What is being asked:
In full and without deviation, write out the entries that follow.
— BEGIN Input material —
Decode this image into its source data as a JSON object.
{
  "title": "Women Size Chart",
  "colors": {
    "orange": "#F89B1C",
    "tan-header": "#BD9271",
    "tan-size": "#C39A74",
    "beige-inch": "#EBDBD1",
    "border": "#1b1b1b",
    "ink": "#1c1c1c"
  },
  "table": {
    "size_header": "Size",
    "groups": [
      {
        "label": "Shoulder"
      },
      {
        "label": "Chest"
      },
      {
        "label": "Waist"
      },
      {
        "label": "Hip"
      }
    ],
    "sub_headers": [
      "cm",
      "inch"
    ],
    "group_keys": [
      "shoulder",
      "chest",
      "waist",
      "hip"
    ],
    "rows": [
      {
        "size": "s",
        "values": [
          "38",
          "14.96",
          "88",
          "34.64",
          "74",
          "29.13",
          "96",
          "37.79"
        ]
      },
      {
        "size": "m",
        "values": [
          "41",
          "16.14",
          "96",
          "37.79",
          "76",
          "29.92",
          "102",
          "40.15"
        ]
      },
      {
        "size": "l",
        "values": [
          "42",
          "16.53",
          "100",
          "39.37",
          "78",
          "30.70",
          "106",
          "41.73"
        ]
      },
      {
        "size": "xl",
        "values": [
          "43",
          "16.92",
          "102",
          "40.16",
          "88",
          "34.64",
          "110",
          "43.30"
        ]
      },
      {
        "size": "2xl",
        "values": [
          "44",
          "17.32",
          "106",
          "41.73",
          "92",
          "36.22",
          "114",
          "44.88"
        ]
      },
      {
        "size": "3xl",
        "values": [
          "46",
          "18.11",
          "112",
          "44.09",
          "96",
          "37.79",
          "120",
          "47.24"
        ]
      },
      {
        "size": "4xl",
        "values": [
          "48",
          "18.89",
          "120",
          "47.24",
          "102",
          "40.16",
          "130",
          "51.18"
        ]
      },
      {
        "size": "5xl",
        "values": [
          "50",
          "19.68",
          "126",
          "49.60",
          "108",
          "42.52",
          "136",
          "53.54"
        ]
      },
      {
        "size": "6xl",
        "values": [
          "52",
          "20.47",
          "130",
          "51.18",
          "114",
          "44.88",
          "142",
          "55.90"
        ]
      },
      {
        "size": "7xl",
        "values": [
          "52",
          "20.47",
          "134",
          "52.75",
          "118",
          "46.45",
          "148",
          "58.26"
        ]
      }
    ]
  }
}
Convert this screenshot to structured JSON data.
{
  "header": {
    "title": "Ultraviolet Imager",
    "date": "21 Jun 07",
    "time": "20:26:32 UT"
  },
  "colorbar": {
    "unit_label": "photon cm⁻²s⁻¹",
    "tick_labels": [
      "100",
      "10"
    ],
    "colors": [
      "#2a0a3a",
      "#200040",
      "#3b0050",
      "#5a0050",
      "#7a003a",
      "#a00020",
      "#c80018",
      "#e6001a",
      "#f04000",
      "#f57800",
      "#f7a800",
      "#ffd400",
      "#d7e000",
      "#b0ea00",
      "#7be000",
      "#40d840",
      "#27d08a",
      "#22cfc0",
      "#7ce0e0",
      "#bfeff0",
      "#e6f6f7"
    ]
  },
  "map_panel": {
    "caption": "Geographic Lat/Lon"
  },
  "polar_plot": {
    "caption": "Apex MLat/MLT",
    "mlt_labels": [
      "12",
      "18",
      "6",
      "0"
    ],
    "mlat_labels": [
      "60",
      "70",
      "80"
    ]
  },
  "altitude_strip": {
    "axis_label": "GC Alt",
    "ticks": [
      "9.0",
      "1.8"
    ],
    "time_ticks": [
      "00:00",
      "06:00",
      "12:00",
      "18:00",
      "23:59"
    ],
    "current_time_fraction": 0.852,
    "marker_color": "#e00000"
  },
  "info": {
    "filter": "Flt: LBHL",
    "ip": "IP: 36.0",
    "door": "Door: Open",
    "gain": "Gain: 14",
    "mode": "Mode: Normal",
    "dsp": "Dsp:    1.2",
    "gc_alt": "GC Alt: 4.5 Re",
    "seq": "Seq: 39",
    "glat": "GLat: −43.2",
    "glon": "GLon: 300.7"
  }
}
— END Input material —
Output of the task:
Decode this image into its source data as a JSON object.
{
  "title": "Women Size Chart",
  "colors": {
    "orange": "#F89B1C",
    "tan-header": "#BD9271",
    "tan-size": "#C39A74",
    "beige-inch": "#EBDBD1",
    "border": "#1b1b1b",
    "ink": "#1c1c1c"
  },
  "table": {
    "size_header": "Size",
    "groups": [
      {
        "label": "Shoulder"
      },
      {
        "label": "Chest"
      },
      {
        "label": "Waist"
      },
      {
        "label": "Hip"
      }
    ],
    "sub_headers": [
      "cm",
      "inch"
    ],
    "group_keys": [
      "shoulder",
      "chest",
      "waist",
      "hip"
    ],
    "rows": [
      {
        "size": "s",
        "values": [
          "38",
          "14.96",
          "88",
          "34.64",
          "74",
          "29.13",
          "96",
          "37.79"
        ]
      },
      {
        "size": "m",
        "values": [
          "41",
          "16.14",
          "96",
          "37.79",
          "76",
          "29.92",
          "102",
          "40.15"
        ]
      },
      {
        "size": "l",
        "values": [
          "42",
          "16.53",
          "100",
          "39.37",
          "78",
          "30.70",
          "106",
          "41.73"
        ]
      },
      {
        "size": "xl",
        "values": [
          "43",
          "16.92",
          "102",
          "40.16",
          "88",
          "34.64",
          "110",
          "43.30"
        ]
      },
      {
        "size": "2xl",
        "values": [
          "44",
          "17.32",
          "106",
          "41.73",
          "92",
          "36.22",
          "114",
          "44.88"
        ]
      },
      {
        "size": "3xl",
        "values": [
          "46",
          "18.11",
          "112",
          "44.09",
          "96",
          "37.79",
          "120",
          "47.24"
        ]
      },
      {
        "size": "4xl",
        "values": [
          "48",
          "18.89",
          "120",
          "47.24",
          "102",
          "40.16",
          "130",
          "51.18"
        ]
      },
      {
        "size": "5xl",
        "values": [
          "50",
          "19.68",
          "126",
          "49.60",
          "108",
          "42.52",
          "136",
          "53.54"
        ]
      },
      {
        "size": "6xl",
        "values": [
          "52",
          "20.47",
          "130",
          "51.18",
          "114",
          "44.88",
          "142",
          "55.90"
        ]
      },
      {
        "size": "7xl",
        "values": [
          "52",
          "20.47",
          "134",
          "52.75",
          "118",
          "46.45",
          "148",
          "58.26"
        ]
      }
    ]
  }
}
Convert this screenshot to structured JSON data.
{
  "header": {
    "title": "Ultraviolet Imager",
    "date": "21 Jun 07",
    "time": "20:26:32 UT"
  },
  "colorbar": {
    "unit_label": "photon cm⁻²s⁻¹",
    "tick_labels": [
      "100",
      "10"
    ],
    "colors": [
      "#2a0a3a",
      "#200040",
      "#3b0050",
      "#5a0050",
      "#7a003a",
      "#a00020",
      "#c80018",
      "#e6001a",
      "#f04000",
      "#f57800",
      "#f7a800",
      "#ffd400",
      "#d7e000",
      "#b0ea00",
      "#7be000",
      "#40d840",
      "#27d08a",
      "#22cfc0",
      "#7ce0e0",
      "#bfeff0",
      "#e6f6f7"
    ]
  },
  "map_panel": {
    "caption": "Geographic Lat/Lon"
  },
  "polar_plot": {
    "caption": "Apex MLat/MLT",
    "mlt_labels": [
      "12",
      "18",
      "6",
      "0"
    ],
    "mlat_labels": [
      "60",
      "70",
      "80"
    ]
  },
  "altitude_strip": {
    "axis_label": "GC Alt",
    "ticks": [
      "9.0",
      "1.8"
    ],
    "time_ticks": [
      "00:00",
      "06:00",
      "12:00",
      "18:00",
      "23:59"
    ],
    "current_time_fraction": 0.852,
    "marker_color": "#e00000"
  },
  "info": {
    "filter": "Flt: LBHL",
    "ip": "IP: 36.0",
    "door": "Door: Open",
    "gain": "Gain: 14",
    "mode": "Mode: Normal",
    "dsp": "Dsp:    1.2",
    "gc_alt": "GC Alt: 4.5 Re",
    "seq": "Seq: 39",
    "glat": "GLat: −43.2",
    "glon": "GLon: 300.7"
  }
}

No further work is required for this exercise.